Omit any picture, and return the remaining data exactly as written.

==*==

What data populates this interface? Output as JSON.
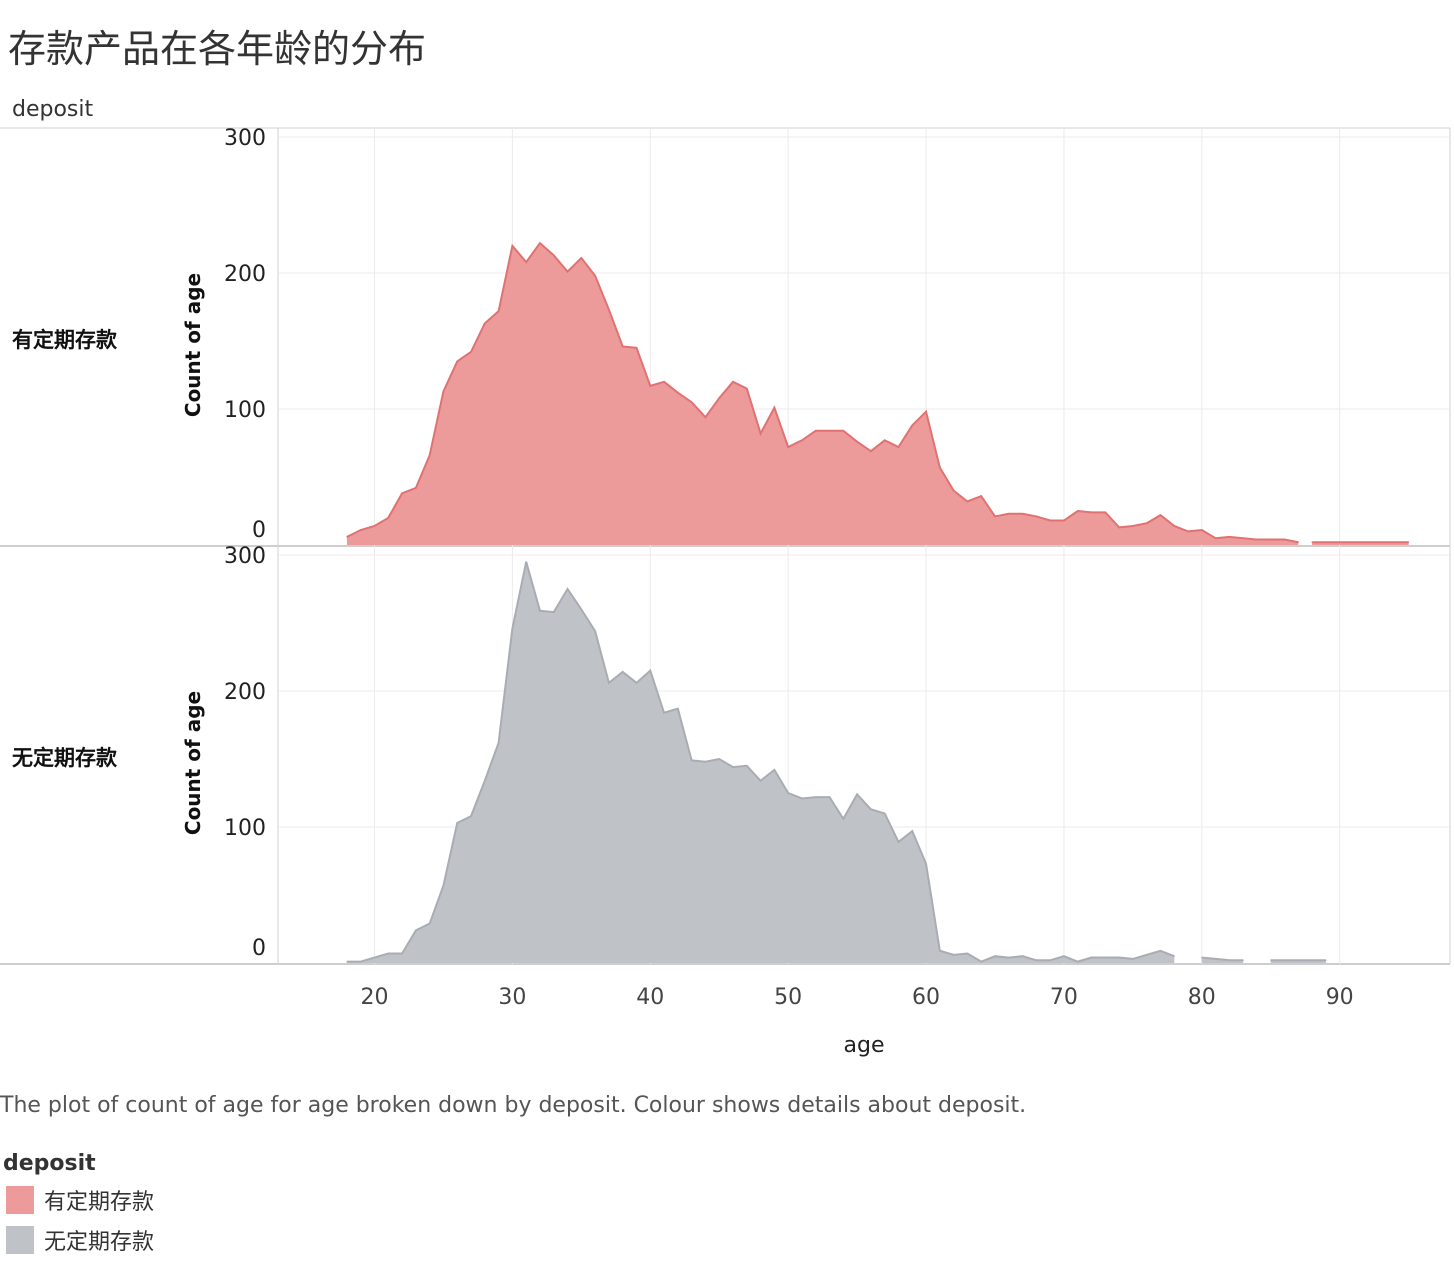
{
  "title": "存款产品在各年龄的分布",
  "row_header": "deposit",
  "caption": "The plot of count of age for age broken down by deposit.  Colour shows details about deposit.",
  "legend": {
    "title": "deposit",
    "items": [
      {
        "label": "有定期存款",
        "color": "#ec9a9a"
      },
      {
        "label": "无定期存款",
        "color": "#bfc2c7"
      }
    ]
  },
  "chart_data": {
    "type": "area",
    "xlabel": "age",
    "ylabel": "Count of age",
    "xlim": [
      13,
      98
    ],
    "ylim": [
      0,
      300
    ],
    "x_ticks": [
      20,
      30,
      40,
      50,
      60,
      70,
      80,
      90
    ],
    "y_ticks": [
      0,
      100,
      200,
      300
    ],
    "grid": true,
    "series": [
      {
        "name": "有定期存款",
        "color": "#ec9a9a",
        "line_color": "#e07272",
        "segments": [
          [
            [
              18,
              6
            ],
            [
              19,
              11
            ],
            [
              20,
              14
            ],
            [
              21,
              20
            ],
            [
              22,
              38
            ],
            [
              23,
              42
            ],
            [
              24,
              66
            ],
            [
              25,
              113
            ],
            [
              26,
              135
            ],
            [
              27,
              142
            ],
            [
              28,
              163
            ],
            [
              29,
              172
            ],
            [
              30,
              220
            ],
            [
              31,
              208
            ],
            [
              32,
              222
            ],
            [
              33,
              213
            ],
            [
              34,
              201
            ],
            [
              35,
              211
            ],
            [
              36,
              198
            ],
            [
              37,
              173
            ],
            [
              38,
              146
            ],
            [
              39,
              145
            ],
            [
              40,
              117
            ],
            [
              41,
              120
            ],
            [
              42,
              112
            ],
            [
              43,
              105
            ],
            [
              44,
              94
            ],
            [
              45,
              108
            ],
            [
              46,
              120
            ],
            [
              47,
              115
            ],
            [
              48,
              82
            ],
            [
              49,
              101
            ],
            [
              50,
              72
            ],
            [
              51,
              77
            ],
            [
              52,
              84
            ],
            [
              53,
              84
            ],
            [
              54,
              84
            ],
            [
              55,
              76
            ],
            [
              56,
              69
            ],
            [
              57,
              77
            ],
            [
              58,
              72
            ],
            [
              59,
              88
            ],
            [
              60,
              98
            ],
            [
              61,
              57
            ],
            [
              62,
              40
            ],
            [
              63,
              32
            ],
            [
              64,
              36
            ],
            [
              65,
              21
            ],
            [
              66,
              23
            ],
            [
              67,
              23
            ],
            [
              68,
              21
            ],
            [
              69,
              18
            ],
            [
              70,
              18
            ],
            [
              71,
              25
            ],
            [
              72,
              24
            ],
            [
              73,
              24
            ],
            [
              74,
              13
            ],
            [
              75,
              14
            ],
            [
              76,
              16
            ],
            [
              77,
              22
            ],
            [
              78,
              14
            ],
            [
              79,
              10
            ],
            [
              80,
              11
            ],
            [
              81,
              5
            ],
            [
              82,
              6
            ],
            [
              83,
              5
            ],
            [
              84,
              4
            ],
            [
              85,
              4
            ],
            [
              86,
              4
            ],
            [
              87,
              2
            ]
          ],
          [
            [
              88,
              2
            ],
            [
              89,
              2
            ],
            [
              90,
              2
            ],
            [
              91,
              2
            ],
            [
              92,
              2
            ],
            [
              93,
              2
            ],
            [
              94,
              2
            ],
            [
              95,
              2
            ]
          ]
        ]
      },
      {
        "name": "无定期存款",
        "color": "#bfc2c7",
        "line_color": "#a9adb3",
        "segments": [
          [
            [
              18,
              1
            ],
            [
              19,
              1
            ],
            [
              20,
              4
            ],
            [
              21,
              7
            ],
            [
              22,
              7
            ],
            [
              23,
              24
            ],
            [
              24,
              29
            ],
            [
              25,
              57
            ],
            [
              26,
              103
            ],
            [
              27,
              108
            ],
            [
              28,
              134
            ],
            [
              29,
              162
            ],
            [
              30,
              246
            ],
            [
              31,
              295
            ],
            [
              32,
              259
            ],
            [
              33,
              258
            ],
            [
              34,
              275
            ],
            [
              35,
              260
            ],
            [
              36,
              244
            ],
            [
              37,
              206
            ],
            [
              38,
              214
            ],
            [
              39,
              206
            ],
            [
              40,
              215
            ],
            [
              41,
              184
            ],
            [
              42,
              187
            ],
            [
              43,
              149
            ],
            [
              44,
              148
            ],
            [
              45,
              150
            ],
            [
              46,
              144
            ],
            [
              47,
              145
            ],
            [
              48,
              134
            ],
            [
              49,
              142
            ],
            [
              50,
              125
            ],
            [
              51,
              121
            ],
            [
              52,
              122
            ],
            [
              53,
              122
            ],
            [
              54,
              106
            ],
            [
              55,
              124
            ],
            [
              56,
              113
            ],
            [
              57,
              110
            ],
            [
              58,
              89
            ],
            [
              59,
              97
            ],
            [
              60,
              73
            ],
            [
              61,
              9
            ],
            [
              62,
              6
            ],
            [
              63,
              7
            ],
            [
              64,
              1
            ],
            [
              65,
              5
            ],
            [
              66,
              4
            ],
            [
              67,
              5
            ],
            [
              68,
              2
            ],
            [
              69,
              2
            ],
            [
              70,
              5
            ],
            [
              71,
              1
            ],
            [
              72,
              4
            ],
            [
              73,
              4
            ],
            [
              74,
              4
            ],
            [
              75,
              3
            ],
            [
              76,
              6
            ],
            [
              77,
              9
            ],
            [
              78,
              5
            ]
          ],
          [
            [
              80,
              4
            ],
            [
              81,
              3
            ],
            [
              82,
              2
            ],
            [
              83,
              2
            ]
          ],
          [
            [
              85,
              2
            ],
            [
              86,
              2
            ],
            [
              87,
              2
            ],
            [
              88,
              2
            ],
            [
              89,
              2
            ]
          ]
        ]
      }
    ]
  }
}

==*==

Answer:
What data populates this interface? Output as JSON.
{
  "title": "存款产品在各年龄的分布",
  "row_header": "deposit",
  "caption": "The plot of count of age for age broken down by deposit.  Colour shows details about deposit.",
  "legend": {
    "title": "deposit",
    "items": [
      {
        "label": "有定期存款",
        "color": "#ec9a9a"
      },
      {
        "label": "无定期存款",
        "color": "#bfc2c7"
      }
    ]
  },
  "chart_data": {
    "type": "area",
    "xlabel": "age",
    "ylabel": "Count of age",
    "xlim": [
      13,
      98
    ],
    "ylim": [
      0,
      300
    ],
    "x_ticks": [
      20,
      30,
      40,
      50,
      60,
      70,
      80,
      90
    ],
    "y_ticks": [
      0,
      100,
      200,
      300
    ],
    "grid": true,
    "series": [
      {
        "name": "有定期存款",
        "color": "#ec9a9a",
        "line_color": "#e07272",
        "segments": [
          [
            [
              18,
              6
            ],
            [
              19,
              11
            ],
            [
              20,
              14
            ],
            [
              21,
              20
            ],
            [
              22,
              38
            ],
            [
              23,
              42
            ],
            [
              24,
              66
            ],
            [
              25,
              113
            ],
            [
              26,
              135
            ],
            [
              27,
              142
            ],
            [
              28,
              163
            ],
            [
              29,
              172
            ],
            [
              30,
              220
            ],
            [
              31,
              208
            ],
            [
              32,
              222
            ],
            [
              33,
              213
            ],
            [
              34,
              201
            ],
            [
              35,
              211
            ],
            [
              36,
              198
            ],
            [
              37,
              173
            ],
            [
              38,
              146
            ],
            [
              39,
              145
            ],
            [
              40,
              117
            ],
            [
              41,
              120
            ],
            [
              42,
              112
            ],
            [
              43,
              105
            ],
            [
              44,
              94
            ],
            [
              45,
              108
            ],
            [
              46,
              120
            ],
            [
              47,
              115
            ],
            [
              48,
              82
            ],
            [
              49,
              101
            ],
            [
              50,
              72
            ],
            [
              51,
              77
            ],
            [
              52,
              84
            ],
            [
              53,
              84
            ],
            [
              54,
              84
            ],
            [
              55,
              76
            ],
            [
              56,
              69
            ],
            [
              57,
              77
            ],
            [
              58,
              72
            ],
            [
              59,
              88
            ],
            [
              60,
              98
            ],
            [
              61,
              57
            ],
            [
              62,
              40
            ],
            [
              63,
              32
            ],
            [
              64,
              36
            ],
            [
              65,
              21
            ],
            [
              66,
              23
            ],
            [
              67,
              23
            ],
            [
              68,
              21
            ],
            [
              69,
              18
            ],
            [
              70,
              18
            ],
            [
              71,
              25
            ],
            [
              72,
              24
            ],
            [
              73,
              24
            ],
            [
              74,
              13
            ],
            [
              75,
              14
            ],
            [
              76,
              16
            ],
            [
              77,
              22
            ],
            [
              78,
              14
            ],
            [
              79,
              10
            ],
            [
              80,
              11
            ],
            [
              81,
              5
            ],
            [
              82,
              6
            ],
            [
              83,
              5
            ],
            [
              84,
              4
            ],
            [
              85,
              4
            ],
            [
              86,
              4
            ],
            [
              87,
              2
            ]
          ],
          [
            [
              88,
              2
            ],
            [
              89,
              2
            ],
            [
              90,
              2
            ],
            [
              91,
              2
            ],
            [
              92,
              2
            ],
            [
              93,
              2
            ],
            [
              94,
              2
            ],
            [
              95,
              2
            ]
          ]
        ]
      },
      {
        "name": "无定期存款",
        "color": "#bfc2c7",
        "line_color": "#a9adb3",
        "segments": [
          [
            [
              18,
              1
            ],
            [
              19,
              1
            ],
            [
              20,
              4
            ],
            [
              21,
              7
            ],
            [
              22,
              7
            ],
            [
              23,
              24
            ],
            [
              24,
              29
            ],
            [
              25,
              57
            ],
            [
              26,
              103
            ],
            [
              27,
              108
            ],
            [
              28,
              134
            ],
            [
              29,
              162
            ],
            [
              30,
              246
            ],
            [
              31,
              295
            ],
            [
              32,
              259
            ],
            [
              33,
              258
            ],
            [
              34,
              275
            ],
            [
              35,
              260
            ],
            [
              36,
              244
            ],
            [
              37,
              206
            ],
            [
              38,
              214
            ],
            [
              39,
              206
            ],
            [
              40,
              215
            ],
            [
              41,
              184
            ],
            [
              42,
              187
            ],
            [
              43,
              149
            ],
            [
              44,
              148
            ],
            [
              45,
              150
            ],
            [
              46,
              144
            ],
            [
              47,
              145
            ],
            [
              48,
              134
            ],
            [
              49,
              142
            ],
            [
              50,
              125
            ],
            [
              51,
              121
            ],
            [
              52,
              122
            ],
            [
              53,
              122
            ],
            [
              54,
              106
            ],
            [
              55,
              124
            ],
            [
              56,
              113
            ],
            [
              57,
              110
            ],
            [
              58,
              89
            ],
            [
              59,
              97
            ],
            [
              60,
              73
            ],
            [
              61,
              9
            ],
            [
              62,
              6
            ],
            [
              63,
              7
            ],
            [
              64,
              1
            ],
            [
              65,
              5
            ],
            [
              66,
              4
            ],
            [
              67,
              5
            ],
            [
              68,
              2
            ],
            [
              69,
              2
            ],
            [
              70,
              5
            ],
            [
              71,
              1
            ],
            [
              72,
              4
            ],
            [
              73,
              4
            ],
            [
              74,
              4
            ],
            [
              75,
              3
            ],
            [
              76,
              6
            ],
            [
              77,
              9
            ],
            [
              78,
              5
            ]
          ],
          [
            [
              80,
              4
            ],
            [
              81,
              3
            ],
            [
              82,
              2
            ],
            [
              83,
              2
            ]
          ],
          [
            [
              85,
              2
            ],
            [
              86,
              2
            ],
            [
              87,
              2
            ],
            [
              88,
              2
            ],
            [
              89,
              2
            ]
          ]
        ]
      }
    ]
  }
}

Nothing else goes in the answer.